__DATA TO USE__:
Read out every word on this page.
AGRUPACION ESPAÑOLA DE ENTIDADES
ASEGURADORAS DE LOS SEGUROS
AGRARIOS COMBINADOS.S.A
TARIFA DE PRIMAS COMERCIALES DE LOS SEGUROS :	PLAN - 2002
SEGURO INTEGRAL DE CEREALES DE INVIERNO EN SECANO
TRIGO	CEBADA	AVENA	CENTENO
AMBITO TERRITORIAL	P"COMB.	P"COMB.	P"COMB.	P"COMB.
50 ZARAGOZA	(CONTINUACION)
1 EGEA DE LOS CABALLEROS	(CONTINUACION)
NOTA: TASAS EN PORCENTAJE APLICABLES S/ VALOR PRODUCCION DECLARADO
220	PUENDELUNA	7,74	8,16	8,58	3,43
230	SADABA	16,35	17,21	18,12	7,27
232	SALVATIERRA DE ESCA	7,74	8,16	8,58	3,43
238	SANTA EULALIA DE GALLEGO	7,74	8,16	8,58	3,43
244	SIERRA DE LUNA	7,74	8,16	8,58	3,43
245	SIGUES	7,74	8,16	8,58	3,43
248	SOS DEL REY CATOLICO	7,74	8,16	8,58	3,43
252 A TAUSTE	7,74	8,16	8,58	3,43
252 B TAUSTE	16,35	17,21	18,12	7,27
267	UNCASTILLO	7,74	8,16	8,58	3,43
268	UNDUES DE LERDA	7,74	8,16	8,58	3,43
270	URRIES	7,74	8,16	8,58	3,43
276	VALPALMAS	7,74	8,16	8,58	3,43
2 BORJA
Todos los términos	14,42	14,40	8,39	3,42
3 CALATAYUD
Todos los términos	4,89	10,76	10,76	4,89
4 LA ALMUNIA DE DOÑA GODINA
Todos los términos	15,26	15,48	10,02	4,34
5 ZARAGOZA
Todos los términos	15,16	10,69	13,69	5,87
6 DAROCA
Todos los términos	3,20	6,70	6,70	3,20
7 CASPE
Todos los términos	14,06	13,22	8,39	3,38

__EXERCISE__: Go through the entries and repeat each one exactly.

__TASK ANSWER__:
Read out every word on this page.
AGRUPACION ESPAÑOLA DE ENTIDADES
ASEGURADORAS DE LOS SEGUROS
AGRARIOS COMBINADOS.S.A
TARIFA DE PRIMAS COMERCIALES DE LOS SEGUROS :	PLAN - 2002
SEGURO INTEGRAL DE CEREALES DE INVIERNO EN SECANO
TRIGO	CEBADA	AVENA	CENTENO
AMBITO TERRITORIAL	P"COMB.	P"COMB.	P"COMB.	P"COMB.
50 ZARAGOZA	(CONTINUACION)
1 EGEA DE LOS CABALLEROS	(CONTINUACION)
NOTA: TASAS EN PORCENTAJE APLICABLES S/ VALOR PRODUCCION DECLARADO
220	PUENDELUNA	7,74	8,16	8,58	3,43
230	SADABA	16,35	17,21	18,12	7,27
232	SALVATIERRA DE ESCA	7,74	8,16	8,58	3,43
238	SANTA EULALIA DE GALLEGO	7,74	8,16	8,58	3,43
244	SIERRA DE LUNA	7,74	8,16	8,58	3,43
245	SIGUES	7,74	8,16	8,58	3,43
248	SOS DEL REY CATOLICO	7,74	8,16	8,58	3,43
252 A TAUSTE	7,74	8,16	8,58	3,43
252 B TAUSTE	16,35	17,21	18,12	7,27
267	UNCASTILLO	7,74	8,16	8,58	3,43
268	UNDUES DE LERDA	7,74	8,16	8,58	3,43
270	URRIES	7,74	8,16	8,58	3,43
276	VALPALMAS	7,74	8,16	8,58	3,43
2 BORJA
Todos los términos	14,42	14,40	8,39	3,42
3 CALATAYUD
Todos los términos	4,89	10,76	10,76	4,89
4 LA ALMUNIA DE DOÑA GODINA
Todos los términos	15,26	15,48	10,02	4,34
5 ZARAGOZA
Todos los términos	15,16	10,69	13,69	5,87
6 DAROCA
Todos los términos	3,20	6,70	6,70	3,20
7 CASPE
Todos los términos	14,06	13,22	8,39	3,38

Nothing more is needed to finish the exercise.